### Task
In the listing below, how many lines contain the word "medio"? Please respond with the number only.
※ ※ ※
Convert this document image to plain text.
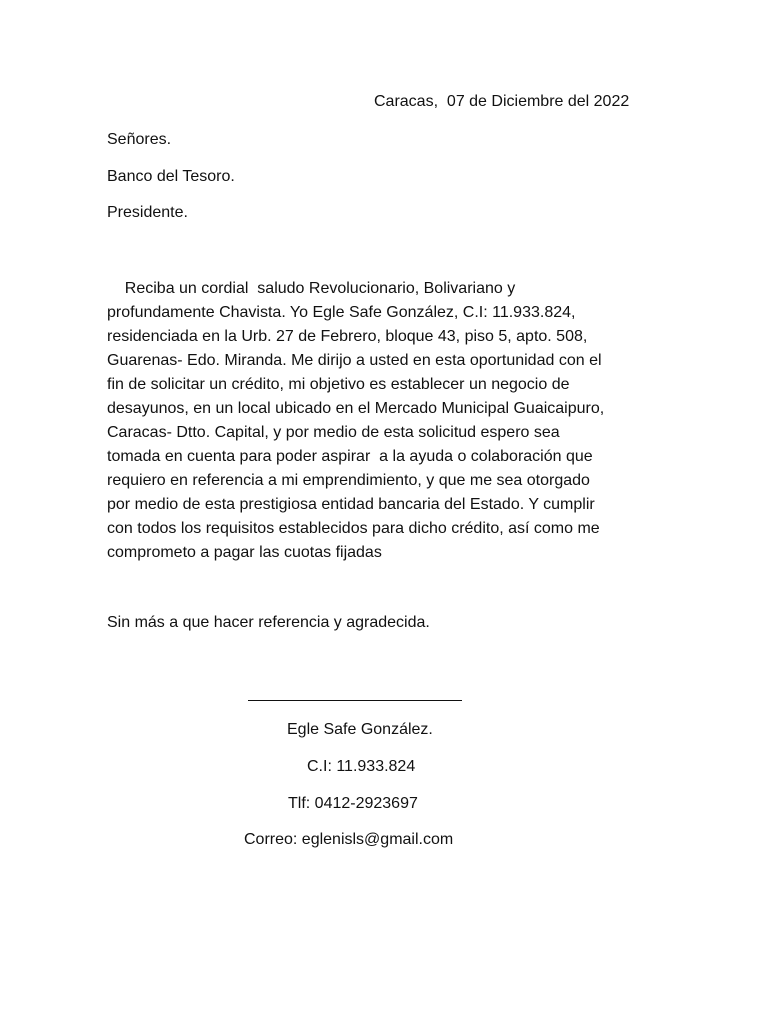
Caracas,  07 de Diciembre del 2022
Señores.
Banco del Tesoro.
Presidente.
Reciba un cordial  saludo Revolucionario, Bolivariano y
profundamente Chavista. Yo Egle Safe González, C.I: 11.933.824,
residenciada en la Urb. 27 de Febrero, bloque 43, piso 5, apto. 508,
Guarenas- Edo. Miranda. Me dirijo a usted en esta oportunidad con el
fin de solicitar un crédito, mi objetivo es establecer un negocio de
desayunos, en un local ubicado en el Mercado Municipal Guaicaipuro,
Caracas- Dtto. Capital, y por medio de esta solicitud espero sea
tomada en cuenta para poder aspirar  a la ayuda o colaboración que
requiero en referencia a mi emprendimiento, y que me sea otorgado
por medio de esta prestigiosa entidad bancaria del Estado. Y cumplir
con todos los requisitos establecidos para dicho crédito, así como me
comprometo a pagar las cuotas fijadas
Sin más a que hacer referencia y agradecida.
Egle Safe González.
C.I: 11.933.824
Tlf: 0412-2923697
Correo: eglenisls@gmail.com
※ ※ ※
### Answer for this exercise
2